California Teeming: An Interview with “You’re the Worst” Creator Stephen Falk

By Nandini BalialDecember 10, 2015

California Teeming: An Interview with “You’re the Worst” Creator Stephen Falk

I MOVED TO LOS ANGELES in October 2014. What I at first jokingly called “stranger in a strange land syndrome” developed, over the course of a year, into full-blown desperation. I’ve paid my eyeteeth in parking tickets, I’ve sobbed while trying to parallel park, I’ve been horrified by my dating experiences. I thus relate on almost every level to Gretchen Cutler, one of the main characters on FXX’s You’re the Worst.


Played with spectacular aplomb by Aya Cash, Gretchen is a fairly unlikable woman who doesn’t have her shit together, and doesn’t care. She meets Jimmy Shive-Overly (Chris Geere), a bitter writer who holds the world responsible for his poor book sales and even poorer relationships.


Season One sees these two flawed people try, despite their fears and misgivings, to hazard something resembling a relationship. The show is in turn an acerbic comedy and an emotional drama, which has proven a specialty of creator-showrunner Stephen Falk, having previously written for Weeds and Orange is the New Black.

> [JOB A] Please render the row lines from the line with "source-toggle-icon[interactable] xyxy=(129,5,145,21)" to the line with "close-value: 6,481.51 xyxy=(358,6,408,20)" as a JSON list of strings, one string per line.
The interview has no connection to the rows.

> [EXTRACTED DATA]

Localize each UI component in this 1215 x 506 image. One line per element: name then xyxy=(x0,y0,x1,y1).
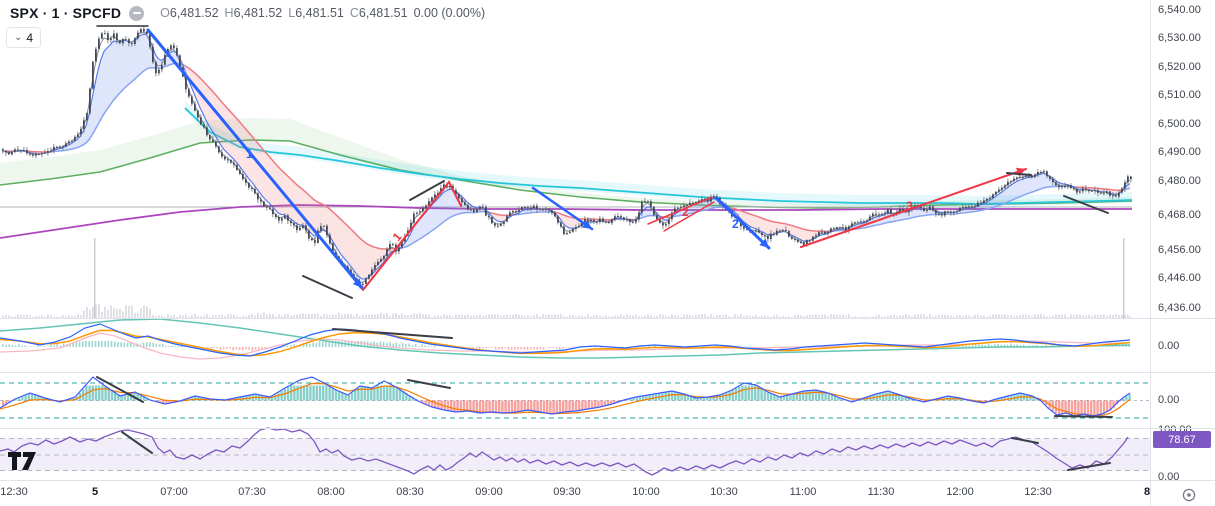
source-toggle-icon[interactable] xyxy=(129,5,145,21)
low-label: L xyxy=(288,6,296,20)
price-axis-border xyxy=(1150,0,1151,506)
pane-separator-main[interactable] xyxy=(0,318,1215,319)
chevron-down-icon: ⌄ xyxy=(14,31,23,43)
open-label: O xyxy=(160,6,170,20)
indicators-collapse-button[interactable]: ⌄ 4 xyxy=(6,27,42,48)
close-value: 6,481.51 xyxy=(358,6,408,20)
tradingview-logo[interactable] xyxy=(8,452,36,470)
time-axis-border xyxy=(0,480,1215,481)
open-value: 6,481.52 xyxy=(169,6,219,20)
symbol-title[interactable]: SPX · 1 · SPCFD xyxy=(10,5,122,21)
pane-separator-macd[interactable] xyxy=(0,372,1215,373)
osc-value-label: 0.00 xyxy=(1158,394,1180,406)
svg-text:3: 3 xyxy=(906,199,913,213)
timezone-settings-icon[interactable] xyxy=(1180,486,1198,504)
low-value: 6,481.51 xyxy=(295,6,344,20)
high-label: H xyxy=(224,6,234,20)
macd-value-label: 0.00 xyxy=(1158,340,1180,352)
change-value: 0.00 (0.00%) xyxy=(413,6,486,20)
chart-legend: SPX · 1 · SPCFD O6,481.52 H6,481.52 L6,4… xyxy=(10,5,485,21)
high-value: 6,481.52 xyxy=(233,6,283,20)
svg-text:2: 2 xyxy=(682,205,689,219)
close-label: C xyxy=(349,6,359,20)
rsi-bottom-label: 0.00 xyxy=(1158,471,1180,483)
svg-text:1: 1 xyxy=(246,147,253,161)
pane-separator-osc[interactable] xyxy=(0,428,1215,429)
rsi-value-badge: 78.67 xyxy=(1153,431,1211,448)
svg-text:2: 2 xyxy=(732,217,739,231)
collapse-count: 4 xyxy=(26,30,34,45)
ohlc-values: O6,481.52 H6,481.52 L6,481.51 C6,481.51 … xyxy=(160,6,485,20)
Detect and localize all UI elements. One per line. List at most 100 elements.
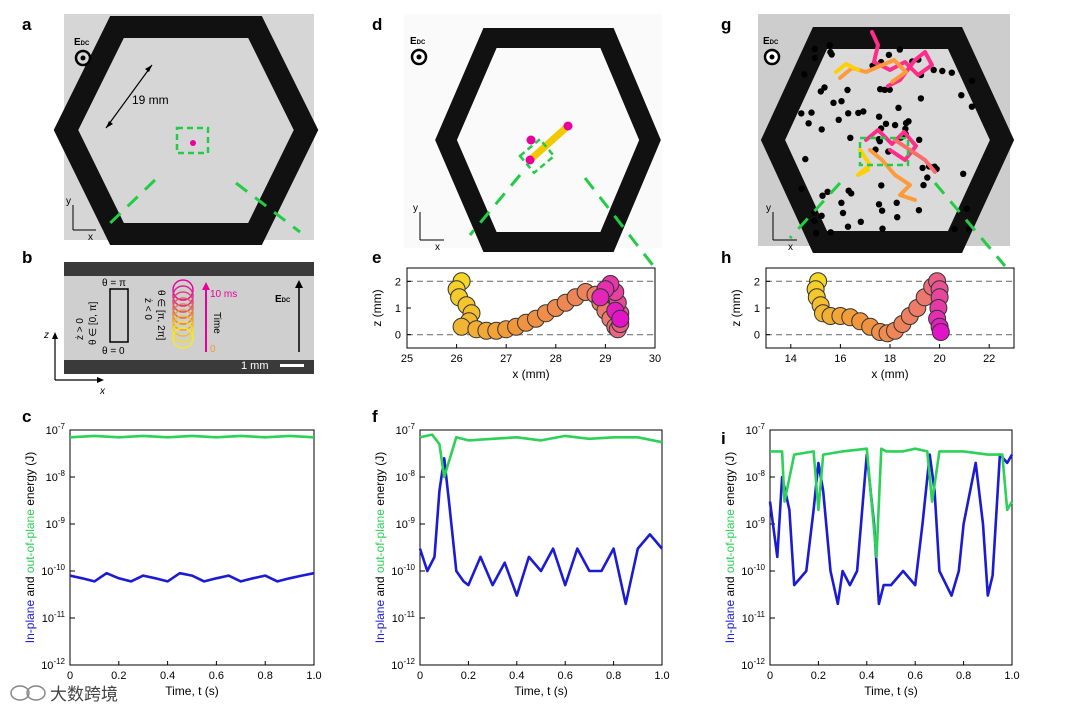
y-tick-label: 10-11 <box>392 610 416 625</box>
zdot-neg-label: ż < 0 <box>142 298 153 320</box>
edc-icon <box>763 48 781 66</box>
colloid-dot <box>811 217 818 225</box>
series-in-plane <box>69 571 315 583</box>
svg-text:x: x <box>88 232 93 243</box>
panel-label-e: e <box>372 248 381 267</box>
dimension-arrow <box>105 64 153 129</box>
x-axis-label: x (mm) <box>871 367 908 381</box>
colloid-dot <box>893 199 900 206</box>
dimension-label: 19 mm <box>132 93 169 107</box>
panel-label-b: b <box>22 248 32 267</box>
zoom-box <box>858 136 910 167</box>
colloid-dot <box>857 218 864 225</box>
series-in-plane <box>418 456 663 606</box>
xy-axes: y x <box>413 203 444 253</box>
y-tick-label: 10-12 <box>391 657 415 672</box>
colloid-dot <box>798 185 805 192</box>
colloid-dot <box>844 223 852 230</box>
edc-label: EDC <box>763 36 779 47</box>
x-axis-label: Time, t (s) <box>864 684 918 698</box>
series-in-plane <box>768 453 1014 606</box>
colloid-dot <box>896 46 903 53</box>
colloid-dot <box>965 226 973 233</box>
plot-frame <box>69 429 315 666</box>
x-tick-label: 0.8 <box>956 670 971 682</box>
colloid-dot <box>920 181 927 189</box>
colloid-dot <box>844 86 851 94</box>
colloid-dot <box>819 192 826 199</box>
y-tick-label: 2 <box>754 276 760 288</box>
x-tick-label: 0.6 <box>558 670 573 682</box>
y-tick-label: 10-9 <box>46 516 66 531</box>
colloid-dot <box>882 120 890 128</box>
colloid-dot <box>881 86 888 94</box>
time-label: Time <box>211 312 222 334</box>
panel-label-f: f <box>372 407 378 426</box>
range-neg-label: θ ∈ [π, 2π] <box>155 290 166 341</box>
chart-e: 25 26 27 28 29 30 0 1 2 x (mm) z (mm) <box>370 267 661 381</box>
colloid-dot <box>948 69 955 76</box>
series-out-of-plane <box>69 434 315 439</box>
chart-f: 0 0.2 0.4 0.6 0.8 1.0 10-7 10-8 10-9 10-10 10-11 10… <box>373 422 670 698</box>
panel-label-d: d <box>372 15 382 34</box>
x-tick-label: 0.4 <box>160 670 175 682</box>
y-tick-label: 10-9 <box>396 516 416 531</box>
watermark-logo-icon <box>10 685 30 701</box>
x-tick-label: 1.0 <box>1004 670 1019 682</box>
svg-text:z: z <box>43 330 49 341</box>
colloid-dot <box>919 164 926 172</box>
trajectory <box>526 122 572 164</box>
panel-g: EDC y x <box>758 14 1015 267</box>
y-tick-label: 0 <box>754 330 760 342</box>
colloid-dot <box>917 95 925 102</box>
colloid-dot <box>968 103 976 110</box>
colloid-dot <box>905 118 912 125</box>
colloid-dot <box>830 99 837 107</box>
theta-box <box>109 288 129 343</box>
svg-text:x: x <box>788 242 793 253</box>
watermark-text: 大数跨境 <box>50 685 118 704</box>
colloid-dot <box>839 209 847 217</box>
colloid-dot <box>968 77 976 85</box>
y-tick-label: 10-11 <box>742 610 766 625</box>
trajectories <box>834 30 937 202</box>
edc-label: EDC <box>410 36 426 47</box>
panel-d: EDC y x <box>404 14 662 269</box>
theta-zero-label: θ = 0 <box>102 346 125 357</box>
chart-c: 0 0.2 0.4 0.6 0.8 1.0 10-7 10-8 10-9 10-10 10-11 10… <box>23 422 322 698</box>
series-out-of-plane <box>419 433 663 479</box>
zoom-box <box>518 137 556 175</box>
x-tick-label: 1.0 <box>654 670 669 682</box>
particle <box>526 135 536 145</box>
scale-bar-label: 1 mm <box>241 360 269 372</box>
svg-text:x: x <box>435 242 440 253</box>
y-tick-label: 10-11 <box>42 610 66 625</box>
colloid-dot <box>891 121 899 129</box>
colloid-dot <box>805 120 812 127</box>
x-tick-label: 25 <box>401 353 413 365</box>
colloid-dot <box>878 207 886 214</box>
svg-text:y: y <box>413 203 418 214</box>
zoom-line-left <box>788 181 842 240</box>
edc-label: EDC <box>74 37 90 48</box>
colloid-dot <box>811 54 819 62</box>
colloid-dot <box>827 229 834 236</box>
y-tick-label: 10-8 <box>746 469 766 484</box>
colloid-dot <box>838 98 845 105</box>
colloid-dot <box>958 92 965 99</box>
x-axis-label: Time, t (s) <box>165 684 219 698</box>
x-tick-label: 0.2 <box>111 670 126 682</box>
x-tick-label: 0.6 <box>209 670 224 682</box>
theta-pi-label: θ = π <box>102 278 126 289</box>
y-tick-label: 10-9 <box>746 516 766 531</box>
colloid-dot <box>798 110 805 117</box>
colloid-dot <box>811 45 818 53</box>
colloid-dot <box>930 66 937 74</box>
y-axis-label: z (mm) <box>370 289 384 326</box>
y-tick-label: 10-12 <box>41 657 65 672</box>
y-tick-label: 2 <box>395 276 401 288</box>
watermark: 大数跨境 <box>10 685 118 704</box>
data-point <box>611 309 630 328</box>
hexagon-frame <box>435 28 661 252</box>
y-tick-label: 10-10 <box>41 563 65 578</box>
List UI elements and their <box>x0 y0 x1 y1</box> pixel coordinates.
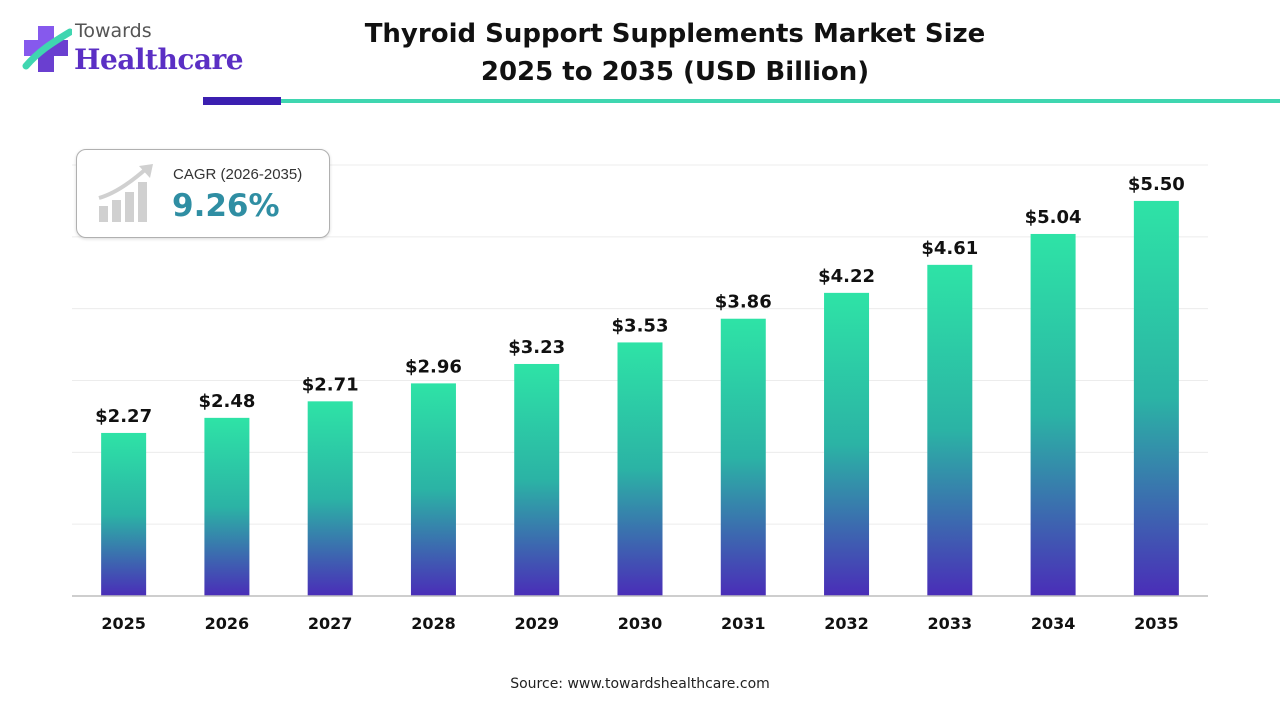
tick-label-2035: 2035 <box>1134 614 1179 633</box>
data-label-2026: $2.48 <box>198 391 255 412</box>
data-label-2035: $5.50 <box>1128 174 1185 195</box>
data-label-2028: $2.96 <box>405 356 462 377</box>
medical-cross-icon <box>22 26 72 72</box>
data-label-2027: $2.71 <box>302 374 359 395</box>
bar-2027 <box>307 401 353 596</box>
bar-2032 <box>824 292 870 596</box>
header-accent-purple <box>203 97 281 105</box>
brand-name-line2: Healthcare <box>74 43 244 76</box>
chart-title-line1: Thyroid Support Supplements Market Size <box>364 19 986 49</box>
data-label-2029: $3.23 <box>508 337 565 358</box>
tick-label-2031: 2031 <box>721 614 766 633</box>
data-label-2033: $4.61 <box>921 238 978 259</box>
tick-label-2026: 2026 <box>205 614 250 633</box>
brand-logo: Towards Healthcare <box>20 16 260 86</box>
tick-label-2032: 2032 <box>824 614 869 633</box>
bar-2033 <box>927 264 973 596</box>
data-labels: $2.27 $2.48 $2.71 $2.96 $3.23 $3.53 $3.86 $4.22… <box>95 174 1185 427</box>
bar-2028 <box>410 383 456 596</box>
brand-name-line1: Towards <box>75 20 152 42</box>
tick-label-2025: 2025 <box>101 614 146 633</box>
header-accent-teal <box>281 99 1280 103</box>
tick-label-2027: 2027 <box>308 614 353 633</box>
cagr-value: 9.26% <box>172 188 280 224</box>
data-label-2032: $4.22 <box>818 266 875 287</box>
bar-2031 <box>720 318 766 596</box>
bar-2029 <box>514 363 560 596</box>
cagr-label: CAGR (2026-2035) <box>173 166 303 183</box>
bars <box>101 200 1179 596</box>
tick-label-2028: 2028 <box>411 614 456 633</box>
tick-label-2030: 2030 <box>618 614 663 633</box>
bar-2034 <box>1030 233 1076 596</box>
bar-2025 <box>101 432 147 596</box>
bar-2030 <box>617 342 663 596</box>
bar-2035 <box>1133 200 1179 596</box>
source-note: Source: www.towardshealthcare.com <box>510 676 770 692</box>
data-label-2030: $3.53 <box>612 315 669 336</box>
tick-label-2034: 2034 <box>1031 614 1076 633</box>
growth-chart-icon <box>98 164 153 222</box>
chart-title-line2: 2025 to 2035 (USD Billion) <box>480 57 870 87</box>
bar-2026 <box>204 417 250 596</box>
data-label-2025: $2.27 <box>95 406 152 427</box>
tick-label-2029: 2029 <box>514 614 559 633</box>
data-label-2034: $5.04 <box>1025 207 1082 228</box>
tick-label-2033: 2033 <box>928 614 973 633</box>
data-label-2031: $3.86 <box>715 292 772 313</box>
x-axis-ticks: 2025 2026 2027 2028 2029 2030 2031 2032 2033 2034… <box>101 614 1178 633</box>
chart-title: Thyroid Support Supplements Market Size … <box>330 15 1020 91</box>
cagr-callout: CAGR (2026-2035) 9.26% <box>76 149 330 238</box>
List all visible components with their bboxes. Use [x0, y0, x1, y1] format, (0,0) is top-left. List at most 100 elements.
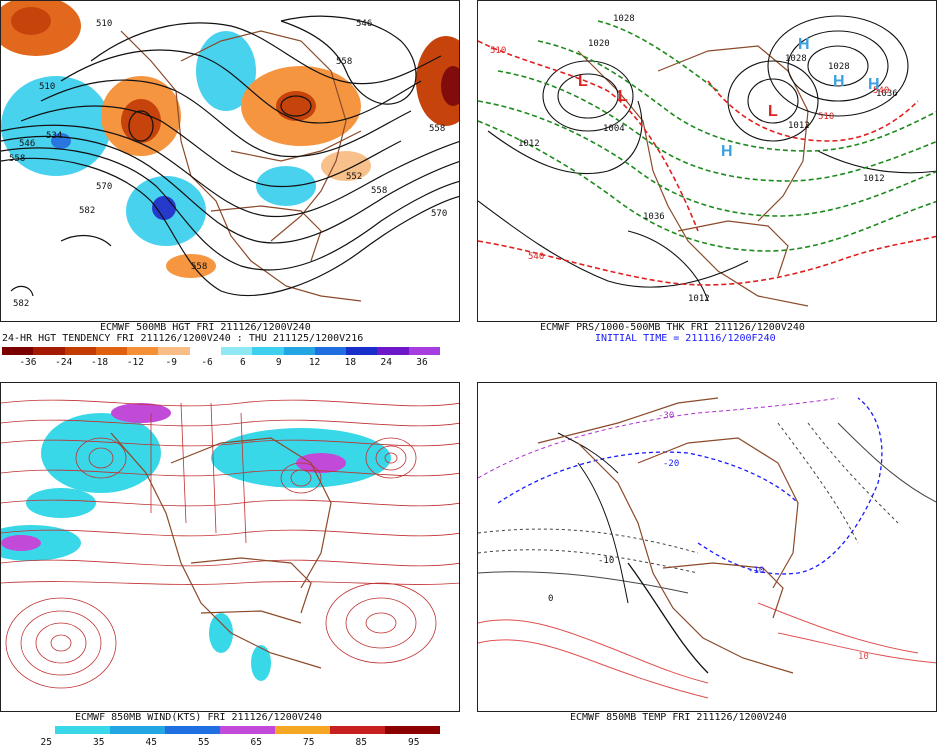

> [JOB B] Reproduce the interview word for word from "I MOVED TO LOS" to "You’re the Worst.".

> [EXERCISE RESPONSE A]
[
  "source-toggle-icon[interactable] xyxy=(129,5,145,21)",
  "low-label: L xyxy=(288,6,296,20)",
  "price-axis-border xyxy=(1150,0,1151,506)",
  "pane-separator-main[interactable] xyxy=(0,318,1215,319)",
  "chevron-down-icon: ⌄ xyxy=(14,31,23,43)",
  "open-label: O xyxy=(160,6,170,20)",
  "indicators-collapse-button[interactable]: ⌄ 4 xyxy=(6,27,42,48)",
  "close-value: 6,481.51 xyxy=(358,6,408,20)"
]

> [EXERCISE RESPONSE B]
I MOVED TO LOS ANGELES in October 2014. What I at first jokingly called “stranger in a strange land syndrome” developed, over the course of a year, into full-blown desperation. I’ve paid my eyeteeth in parking tickets, I’ve sobbed while trying to parallel park, I’ve been horrified by my dating experiences. I thus relate on almost every level to Gretchen Cutler, one of the main characters on FXX’s You’re the Worst.